═══ Supplied information ═══
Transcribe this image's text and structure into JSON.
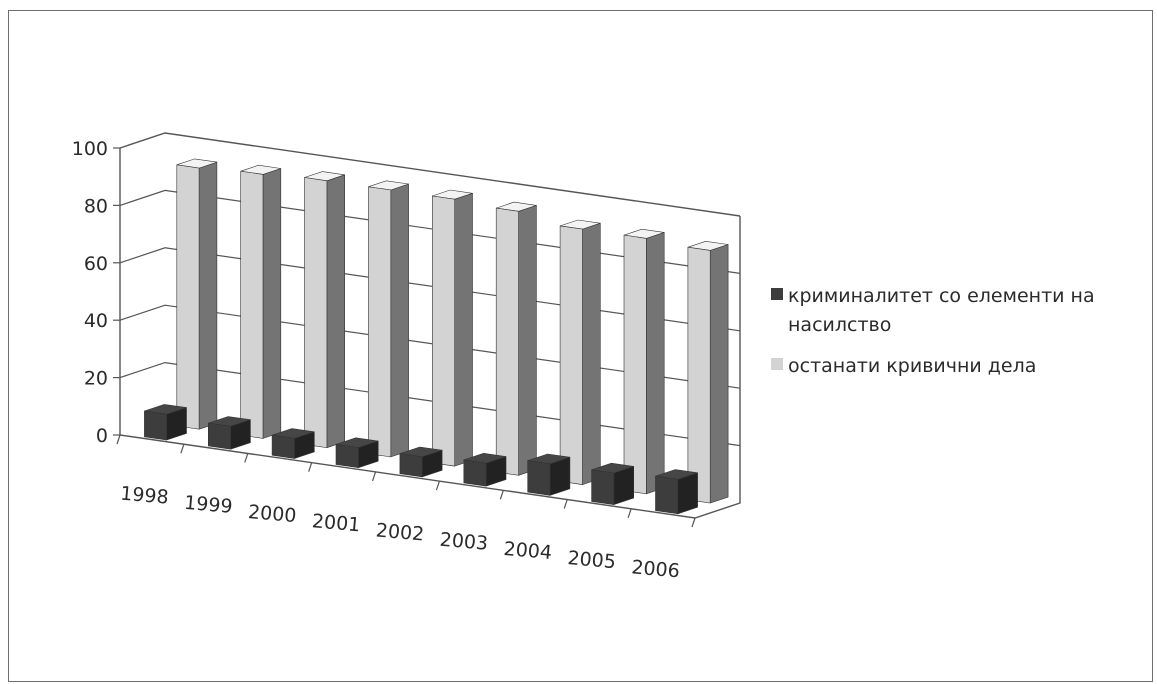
{
  "chart_data": {
    "type": "bar",
    "style": "3d-clustered-column",
    "categories": [
      "1998",
      "1999",
      "2000",
      "2001",
      "2002",
      "2003",
      "2004",
      "2005",
      "2006"
    ],
    "series": [
      {
        "name": "криминалитет со елементи на насилство",
        "color": "#3d3d3d",
        "values": [
          9,
          8,
          7,
          7,
          7,
          8,
          11,
          11,
          12
        ]
      },
      {
        "name": "останати кривични дела",
        "color": "#d3d3d3",
        "values": [
          91,
          92,
          93,
          93,
          93,
          92,
          89,
          89,
          88
        ]
      }
    ],
    "ylim": [
      0,
      100
    ],
    "yticks": [
      0,
      20,
      40,
      60,
      80,
      100
    ],
    "grid": true,
    "legend_position": "right",
    "title": "",
    "xlabel": "",
    "ylabel": ""
  }
}
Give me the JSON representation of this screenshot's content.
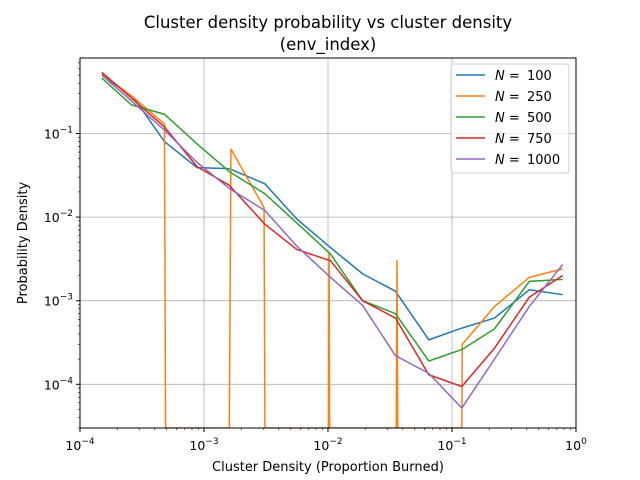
{
  "chart_data": {
    "type": "line",
    "title": "Cluster density probability vs cluster density",
    "subtitle": "(env_index)",
    "xlabel": "Cluster Density (Proportion Burned)",
    "ylabel": "Probability Density",
    "xscale": "log",
    "yscale": "log",
    "xlim": [
      0.0001,
      1.0
    ],
    "ylim": [
      3e-05,
      0.8
    ],
    "xticks": [
      {
        "value": 0.0001,
        "base": "10",
        "exp": "−4"
      },
      {
        "value": 0.001,
        "base": "10",
        "exp": "−3"
      },
      {
        "value": 0.01,
        "base": "10",
        "exp": "−2"
      },
      {
        "value": 0.1,
        "base": "10",
        "exp": "−1"
      },
      {
        "value": 1,
        "base": "10",
        "exp": "0"
      }
    ],
    "yticks": [
      {
        "value": 0.0001,
        "base": "10",
        "exp": "−4"
      },
      {
        "value": 0.001,
        "base": "10",
        "exp": "−3"
      },
      {
        "value": 0.01,
        "base": "10",
        "exp": "−2"
      },
      {
        "value": 0.1,
        "base": "10",
        "exp": "−1"
      }
    ],
    "grid": true,
    "legend_position": "upper right",
    "series": [
      {
        "name_prefix": "N =",
        "name_value": "100",
        "color": "#1f77b4",
        "points": [
          [
            0.00015,
            0.5
          ],
          [
            0.00027,
            0.27
          ],
          [
            0.00048,
            0.08
          ],
          [
            0.00088,
            0.039
          ],
          [
            0.0016,
            0.038
          ],
          [
            0.0031,
            0.025
          ],
          [
            0.0056,
            0.0095
          ],
          [
            0.0105,
            0.0043
          ],
          [
            0.019,
            0.0021
          ],
          [
            0.035,
            0.0013
          ],
          [
            0.065,
            0.00034
          ],
          [
            0.12,
            0.00047
          ],
          [
            0.22,
            0.00062
          ],
          [
            0.42,
            0.00135
          ],
          [
            0.78,
            0.00118
          ]
        ]
      },
      {
        "name_prefix": "N =",
        "name_value": "250",
        "color": "#ff7f0e",
        "points": [
          [
            0.00015,
            0.52
          ],
          [
            0.00027,
            0.27
          ],
          [
            0.00048,
            0.13
          ],
          [
            0.00049,
            3e-05
          ],
          [
            0.0016,
            3e-05
          ],
          [
            0.00165,
            0.065
          ],
          [
            0.00305,
            0.013
          ],
          [
            0.0031,
            3e-05
          ],
          [
            0.0101,
            3e-05
          ],
          [
            0.0102,
            0.0037
          ],
          [
            0.0103,
            3e-05
          ],
          [
            0.0355,
            3e-05
          ],
          [
            0.036,
            0.003
          ],
          [
            0.0365,
            3e-05
          ],
          [
            0.12,
            3e-05
          ],
          [
            0.121,
            0.0003
          ],
          [
            0.22,
            0.00085
          ],
          [
            0.42,
            0.0019
          ],
          [
            0.78,
            0.0024
          ]
        ]
      },
      {
        "name_prefix": "N =",
        "name_value": "500",
        "color": "#2ca02c",
        "points": [
          [
            0.00015,
            0.46
          ],
          [
            0.00026,
            0.22
          ],
          [
            0.00048,
            0.17
          ],
          [
            0.00088,
            0.075
          ],
          [
            0.0016,
            0.035
          ],
          [
            0.0031,
            0.019
          ],
          [
            0.0056,
            0.0085
          ],
          [
            0.0105,
            0.0036
          ],
          [
            0.019,
            0.001
          ],
          [
            0.035,
            0.0007
          ],
          [
            0.065,
            0.00019
          ],
          [
            0.12,
            0.00026
          ],
          [
            0.22,
            0.00046
          ],
          [
            0.42,
            0.0017
          ],
          [
            0.78,
            0.0018
          ]
        ]
      },
      {
        "name_prefix": "N =",
        "name_value": "750",
        "color": "#d62728",
        "points": [
          [
            0.00015,
            0.54
          ],
          [
            0.00048,
            0.12
          ],
          [
            0.00088,
            0.04
          ],
          [
            0.0016,
            0.024
          ],
          [
            0.0031,
            0.0082
          ],
          [
            0.0056,
            0.0041
          ],
          [
            0.0105,
            0.003
          ],
          [
            0.019,
            0.001
          ],
          [
            0.035,
            0.00062
          ],
          [
            0.065,
            0.00013
          ],
          [
            0.12,
            9.4e-05
          ],
          [
            0.22,
            0.00027
          ],
          [
            0.42,
            0.0011
          ],
          [
            0.78,
            0.002
          ]
        ]
      },
      {
        "name_prefix": "N =",
        "name_value": "1000",
        "color": "#9467bd",
        "points": [
          [
            0.00015,
            0.5
          ],
          [
            0.00048,
            0.11
          ],
          [
            0.00088,
            0.045
          ],
          [
            0.0016,
            0.022
          ],
          [
            0.0031,
            0.012
          ],
          [
            0.0056,
            0.0045
          ],
          [
            0.0105,
            0.0019
          ],
          [
            0.019,
            0.00088
          ],
          [
            0.035,
            0.00022
          ],
          [
            0.065,
            0.000135
          ],
          [
            0.12,
            5.2e-05
          ],
          [
            0.22,
            0.0002
          ],
          [
            0.42,
            0.00085
          ],
          [
            0.78,
            0.0027
          ]
        ]
      }
    ]
  }
}
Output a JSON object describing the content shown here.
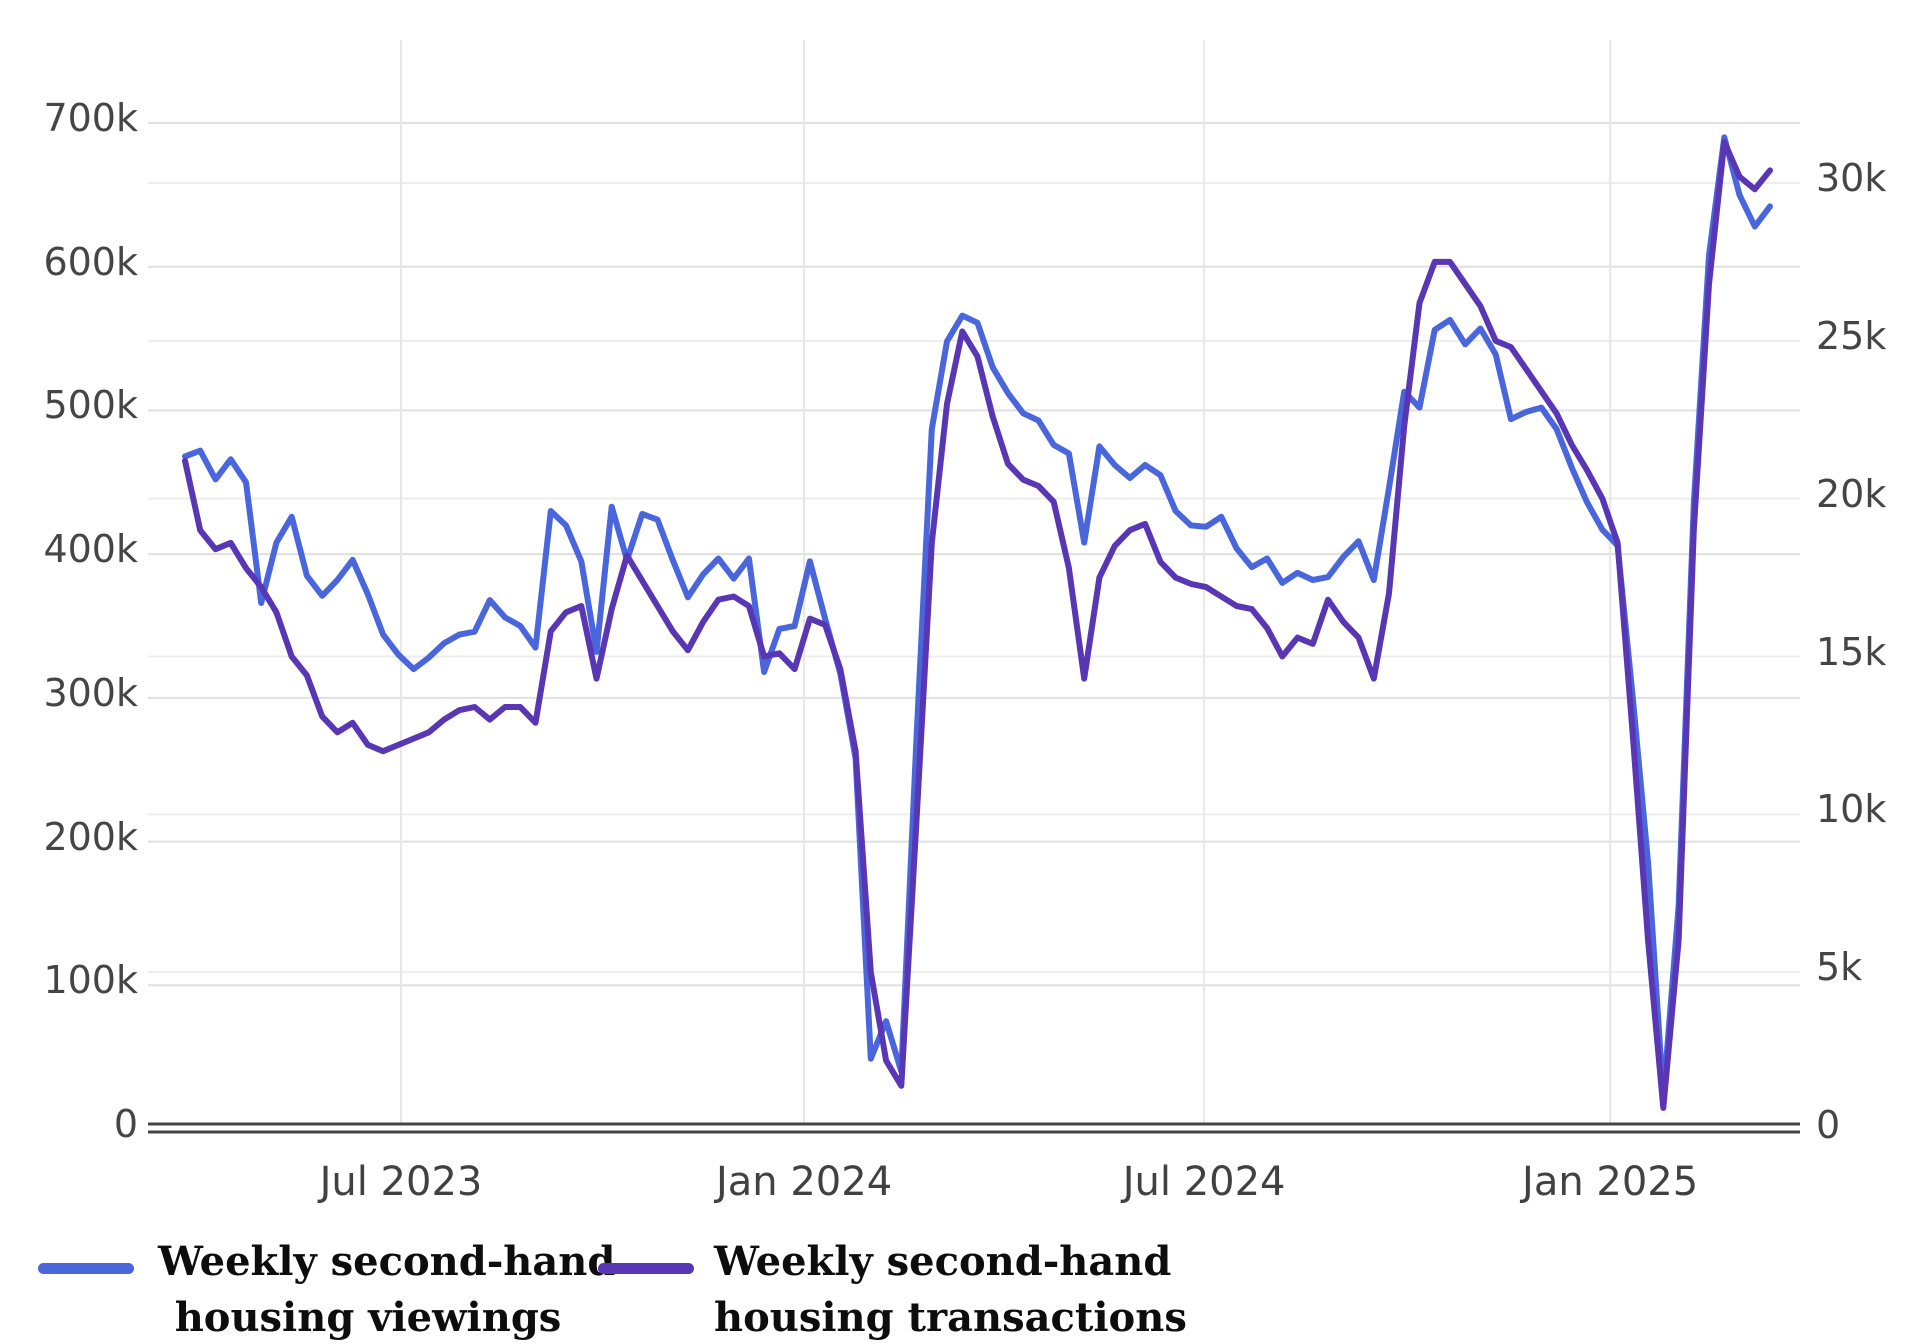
{
  "chart_data": {
    "type": "line",
    "title": "",
    "xlabel": "",
    "ylabel_left": "",
    "ylabel_right": "",
    "grid": true,
    "legend_position": "bottom",
    "x_unit": "week",
    "x_ticks": [
      {
        "label": "Jul 2023",
        "week": 14.17
      },
      {
        "label": "Jan 2024",
        "week": 40.62
      },
      {
        "label": "Jul 2024",
        "week": 66.87
      },
      {
        "label": "Jan 2025",
        "week": 93.51
      }
    ],
    "left_axis": {
      "min": 0,
      "max": 700000,
      "tick_labels": [
        "700k",
        "600k",
        "500k",
        "400k",
        "300k",
        "200k",
        "100k",
        "0"
      ],
      "tick_values": [
        700000,
        600000,
        500000,
        400000,
        300000,
        200000,
        100000,
        0
      ]
    },
    "right_axis": {
      "min": 0,
      "max": 31900,
      "tick_labels": [
        "30k",
        "25k",
        "20k",
        "15k",
        "10k",
        "5k",
        "0"
      ],
      "tick_values": [
        30000,
        25000,
        20000,
        15000,
        10000,
        5000,
        0
      ]
    },
    "series": [
      {
        "name": "Weekly second-hand housing viewings",
        "axis": "left",
        "color": "#4a66dd",
        "values": [
          468000,
          472000,
          452000,
          466000,
          450000,
          366000,
          408000,
          426000,
          385000,
          371000,
          382000,
          396000,
          372000,
          344000,
          330000,
          320000,
          328000,
          338000,
          344000,
          346000,
          368000,
          356000,
          350000,
          335000,
          430000,
          420000,
          395000,
          332000,
          433000,
          396000,
          428000,
          424000,
          396000,
          370000,
          386000,
          397000,
          383000,
          397000,
          318000,
          348000,
          350000,
          395000,
          355000,
          317000,
          258000,
          49000,
          75000,
          40000,
          272000,
          487000,
          548000,
          566000,
          561000,
          530000,
          512000,
          498000,
          493000,
          476000,
          470000,
          408000,
          475000,
          462000,
          453000,
          462000,
          455000,
          430000,
          420000,
          419000,
          426000,
          404000,
          391000,
          397000,
          380000,
          387000,
          382000,
          384000,
          398000,
          409000,
          382000,
          446000,
          513000,
          502000,
          556000,
          563000,
          546000,
          557000,
          539000,
          494000,
          499000,
          502000,
          487000,
          460000,
          436000,
          417000,
          406000,
          300000,
          185000,
          22000,
          155000,
          435000,
          608000,
          690000,
          650000,
          628000,
          642000
        ]
      },
      {
        "name": "Weekly second-hand housing transactions",
        "axis": "right",
        "color": "#5936b4",
        "values": [
          21200,
          19000,
          18400,
          18600,
          17800,
          17200,
          16400,
          15000,
          14400,
          13100,
          12600,
          12900,
          12200,
          12000,
          12200,
          12400,
          12600,
          13000,
          13300,
          13400,
          13000,
          13400,
          13400,
          12900,
          15800,
          16400,
          16600,
          14300,
          16500,
          18200,
          17400,
          16600,
          15800,
          15200,
          16100,
          16800,
          16900,
          16600,
          15000,
          15100,
          14600,
          16200,
          16000,
          14600,
          12000,
          5000,
          2200,
          1400,
          9800,
          18600,
          23000,
          25300,
          24500,
          22600,
          21100,
          20600,
          20400,
          19900,
          17800,
          14300,
          17500,
          18500,
          19000,
          19200,
          18000,
          17500,
          17300,
          17200,
          16900,
          16600,
          16500,
          15900,
          15000,
          15600,
          15400,
          16800,
          16100,
          15600,
          14300,
          17000,
          22300,
          26200,
          27500,
          27500,
          26800,
          26100,
          25000,
          24800,
          24100,
          23400,
          22700,
          21700,
          20900,
          20000,
          18600,
          12500,
          6000,
          700,
          6000,
          19000,
          26800,
          31300,
          30200,
          29800,
          30400
        ]
      }
    ]
  },
  "legend": {
    "entries": [
      {
        "line1": "Weekly second-hand",
        "line2": "housing viewings",
        "color": "#4a66dd"
      },
      {
        "line1": "Weekly second-hand",
        "line2": "housing transactions",
        "color": "#5936b4"
      }
    ]
  },
  "colors": {
    "grid_major": "#e0e0e0",
    "grid_minor": "#ededed",
    "axis_line": "#454545",
    "tick_text": "#454545",
    "background": "#ffffff"
  }
}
═══
### Directions:
Across the material above, count every line holding "hand" and write down only the number.

### Solved exercise:
4